- [INPUT DATA]
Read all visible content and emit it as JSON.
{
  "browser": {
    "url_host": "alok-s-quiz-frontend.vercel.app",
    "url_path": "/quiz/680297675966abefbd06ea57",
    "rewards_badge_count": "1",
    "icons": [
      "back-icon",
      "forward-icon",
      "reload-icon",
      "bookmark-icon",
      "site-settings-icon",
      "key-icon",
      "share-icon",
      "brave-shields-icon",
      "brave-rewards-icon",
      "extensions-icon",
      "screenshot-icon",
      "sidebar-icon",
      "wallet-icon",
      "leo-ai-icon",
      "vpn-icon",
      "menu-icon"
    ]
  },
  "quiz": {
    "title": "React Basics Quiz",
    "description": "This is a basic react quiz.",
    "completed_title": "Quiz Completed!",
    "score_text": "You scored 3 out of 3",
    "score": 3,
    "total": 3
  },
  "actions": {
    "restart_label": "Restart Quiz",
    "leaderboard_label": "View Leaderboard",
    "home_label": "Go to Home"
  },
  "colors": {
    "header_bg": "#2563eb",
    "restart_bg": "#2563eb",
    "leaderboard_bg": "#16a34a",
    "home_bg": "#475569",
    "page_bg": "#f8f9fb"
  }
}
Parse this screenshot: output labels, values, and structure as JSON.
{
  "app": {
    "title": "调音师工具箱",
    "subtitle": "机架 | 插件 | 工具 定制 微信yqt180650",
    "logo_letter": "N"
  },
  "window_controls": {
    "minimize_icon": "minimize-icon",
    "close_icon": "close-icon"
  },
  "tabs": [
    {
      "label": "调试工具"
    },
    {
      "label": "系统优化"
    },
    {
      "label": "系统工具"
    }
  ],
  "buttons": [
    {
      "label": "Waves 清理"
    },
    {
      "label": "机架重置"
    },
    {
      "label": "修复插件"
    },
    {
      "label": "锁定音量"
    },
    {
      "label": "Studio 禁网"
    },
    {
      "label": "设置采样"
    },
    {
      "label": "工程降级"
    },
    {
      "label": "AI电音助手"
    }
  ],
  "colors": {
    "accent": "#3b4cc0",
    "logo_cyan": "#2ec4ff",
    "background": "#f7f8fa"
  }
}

- [PROBLEM TO SOLVE]
Retype the entries exactly, including every line.

- [WRITTEN ANSWER]
Read all visible content and emit it as JSON.
{
  "browser": {
    "url_host": "alok-s-quiz-frontend.vercel.app",
    "url_path": "/quiz/680297675966abefbd06ea57",
    "rewards_badge_count": "1",
    "icons": [
      "back-icon",
      "forward-icon",
      "reload-icon",
      "bookmark-icon",
      "site-settings-icon",
      "key-icon",
      "share-icon",
      "brave-shields-icon",
      "brave-rewards-icon",
      "extensions-icon",
      "screenshot-icon",
      "sidebar-icon",
      "wallet-icon",
      "leo-ai-icon",
      "vpn-icon",
      "menu-icon"
    ]
  },
  "quiz": {
    "title": "React Basics Quiz",
    "description": "This is a basic react quiz.",
    "completed_title": "Quiz Completed!",
    "score_text": "You scored 3 out of 3",
    "score": 3,
    "total": 3
  },
  "actions": {
    "restart_label": "Restart Quiz",
    "leaderboard_label": "View Leaderboard",
    "home_label": "Go to Home"
  },
  "colors": {
    "header_bg": "#2563eb",
    "restart_bg": "#2563eb",
    "leaderboard_bg": "#16a34a",
    "home_bg": "#475569",
    "page_bg": "#f8f9fb"
  }
}
Parse this screenshot: output labels, values, and structure as JSON.
{
  "app": {
    "title": "调音师工具箱",
    "subtitle": "机架 | 插件 | 工具 定制 微信yqt180650",
    "logo_letter": "N"
  },
  "window_controls": {
    "minimize_icon": "minimize-icon",
    "close_icon": "close-icon"
  },
  "tabs": [
    {
      "label": "调试工具"
    },
    {
      "label": "系统优化"
    },
    {
      "label": "系统工具"
    }
  ],
  "buttons": [
    {
      "label": "Waves 清理"
    },
    {
      "label": "机架重置"
    },
    {
      "label": "修复插件"
    },
    {
      "label": "锁定音量"
    },
    {
      "label": "Studio 禁网"
    },
    {
      "label": "设置采样"
    },
    {
      "label": "工程降级"
    },
    {
      "label": "AI电音助手"
    }
  ],
  "colors": {
    "accent": "#3b4cc0",
    "logo_cyan": "#2ec4ff",
    "background": "#f7f8fa"
  }
}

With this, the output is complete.